--- Start DATA ENTRIES ---
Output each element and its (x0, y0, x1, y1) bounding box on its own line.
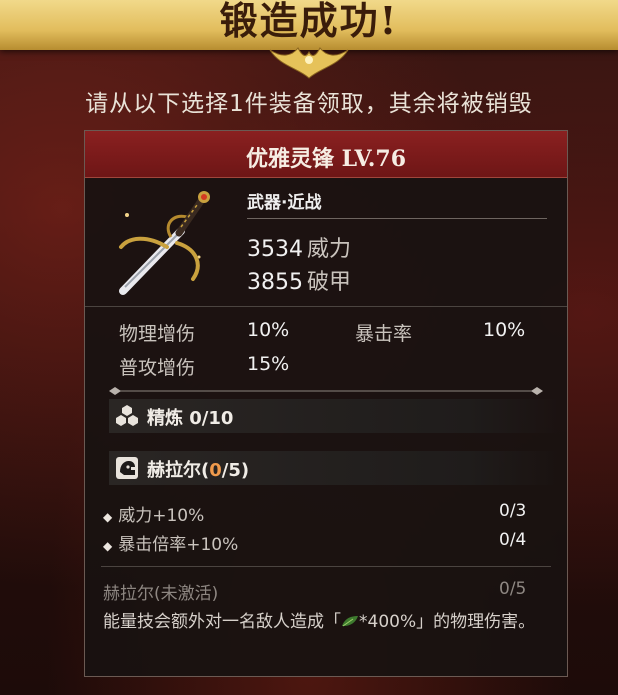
stat-value: 3534 (247, 237, 303, 262)
set-bonus-label: 暴击倍率+10% (118, 535, 239, 555)
main-stat-power: 3534 威力 (247, 231, 351, 263)
attr-value-crit-rate: 10% (483, 319, 526, 341)
banner-ornament-icon (269, 47, 349, 79)
attr-value-physical-dmg: 10% (247, 319, 290, 341)
set-bonus-1: ◆ 威力+10% (103, 501, 204, 526)
set-bonus-label: 威力+10% (118, 506, 205, 526)
helmet-icon (116, 457, 138, 479)
refine-row[interactable]: 精炼 0/10 (109, 399, 559, 433)
desc-part-1: 能量技会额外对一名敌人造成「 (103, 612, 341, 632)
set-divider (101, 566, 551, 567)
section-divider (85, 306, 567, 307)
hexagon-cluster-icon (116, 405, 138, 426)
type-divider (247, 218, 547, 219)
equipment-card[interactable]: 优雅灵锋 LV.76 武器·近战 3534 威力 3855 破甲 物理增伤 10% … (84, 130, 568, 677)
stat-label: 威力 (307, 237, 352, 262)
set-bonus-2: ◆ 暴击倍率+10% (103, 530, 238, 555)
set-status-label: 赫拉尔(未激活) (103, 584, 219, 604)
set-status-value: 0/5 (499, 579, 527, 599)
set-bonus-1-value: 0/3 (499, 501, 527, 521)
attr-label-crit-rate: 暴击率 (355, 323, 413, 345)
item-type: 武器·近战 (247, 193, 322, 213)
set-row[interactable]: 赫拉尔(0/5) (109, 451, 559, 485)
leaf-icon (342, 616, 358, 627)
bullet-icon: ◆ (103, 510, 113, 524)
set-name: 赫拉尔(0/5) (147, 456, 249, 482)
set-bonus-2-value: 0/4 (499, 530, 527, 550)
main-stat-armor-break: 3855 破甲 (247, 264, 351, 296)
attr-label-physical-dmg: 物理增伤 (119, 323, 196, 345)
ornamental-divider (109, 387, 543, 395)
set-name-suffix: /5) (221, 460, 250, 481)
set-count: 0 (209, 460, 222, 481)
stat-label: 破甲 (307, 270, 352, 295)
set-name-prefix: 赫拉尔( (147, 460, 210, 481)
refine-label: 精炼 0/10 (147, 408, 234, 429)
bullet-icon: ◆ (103, 539, 113, 553)
attr-value-basic-attack-dmg: 15% (247, 353, 290, 375)
item-name: 优雅灵锋 LV.76 (245, 146, 407, 172)
set-effect-description: 能量技会额外对一名敌人造成「 *400%」的物理伤害。 (103, 609, 553, 635)
attr-label-basic-attack-dmg: 普攻增伤 (119, 357, 196, 379)
rapier-weapon-icon (119, 191, 210, 295)
stat-value: 3855 (247, 270, 303, 295)
card-header: 优雅灵锋 LV.76 (85, 131, 567, 178)
desc-part-2: *400%」的物理伤害。 (359, 612, 536, 632)
instruction-text: 请从以下选择1件装备领取，其余将被销毁 (85, 91, 533, 117)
--- End DATA ENTRIES ---
PROBLEM TO WORK ON: Rewrite the records with every "bullet-icon" changed to "diamond-icon" and everything else unchanged. Leave the pictures out of your answer.

FINAL ANSWER:
Output each element and its (x0, y0, x1, y1) bounding box on its own line.
stat-value: 3534 (247, 237, 303, 262)
set-bonus-label: 暴击倍率+10% (118, 535, 239, 555)
main-stat-power: 3534 威力 (247, 231, 351, 263)
attr-value-crit-rate: 10% (483, 319, 526, 341)
banner-ornament-icon (269, 47, 349, 79)
attr-value-physical-dmg: 10% (247, 319, 290, 341)
set-bonus-1: ◆ 威力+10% (103, 501, 204, 526)
set-bonus-label: 威力+10% (118, 506, 205, 526)
helmet-icon (116, 457, 138, 479)
refine-row[interactable]: 精炼 0/10 (109, 399, 559, 433)
desc-part-1: 能量技会额外对一名敌人造成「 (103, 612, 341, 632)
set-divider (101, 566, 551, 567)
section-divider (85, 306, 567, 307)
hexagon-cluster-icon (116, 405, 138, 426)
type-divider (247, 218, 547, 219)
equipment-card[interactable]: 优雅灵锋 LV.76 武器·近战 3534 威力 3855 破甲 物理增伤 10% … (84, 130, 568, 677)
stat-label: 威力 (307, 237, 352, 262)
set-bonus-2: ◆ 暴击倍率+10% (103, 530, 238, 555)
set-status-label: 赫拉尔(未激活) (103, 584, 219, 604)
set-status-value: 0/5 (499, 579, 527, 599)
set-bonus-1-value: 0/3 (499, 501, 527, 521)
attr-label-crit-rate: 暴击率 (355, 323, 413, 345)
item-type: 武器·近战 (247, 193, 322, 213)
set-row[interactable]: 赫拉尔(0/5) (109, 451, 559, 485)
leaf-icon (342, 616, 358, 627)
diamond-icon: ◆ (103, 510, 113, 524)
set-name: 赫拉尔(0/5) (147, 456, 249, 482)
set-bonus-2-value: 0/4 (499, 530, 527, 550)
main-stat-armor-break: 3855 破甲 (247, 264, 351, 296)
attr-label-physical-dmg: 物理增伤 (119, 323, 196, 345)
ornamental-divider (109, 387, 543, 395)
set-name-suffix: /5) (221, 460, 250, 481)
set-count: 0 (209, 460, 222, 481)
stat-label: 破甲 (307, 270, 352, 295)
set-name-prefix: 赫拉尔( (147, 460, 210, 481)
refine-label: 精炼 0/10 (147, 408, 234, 429)
diamond-icon: ◆ (103, 539, 113, 553)
attr-value-basic-attack-dmg: 15% (247, 353, 290, 375)
item-name: 优雅灵锋 LV.76 (245, 146, 407, 172)
set-effect-description: 能量技会额外对一名敌人造成「 *400%」的物理伤害。 (103, 609, 553, 635)
attr-label-basic-attack-dmg: 普攻增伤 (119, 357, 196, 379)
rapier-weapon-icon (119, 191, 210, 295)
stat-value: 3855 (247, 270, 303, 295)
card-header: 优雅灵锋 LV.76 (85, 131, 567, 178)
desc-part-2: *400%」的物理伤害。 (359, 612, 536, 632)
instruction-text: 请从以下选择1件装备领取，其余将被销毁 (85, 91, 533, 117)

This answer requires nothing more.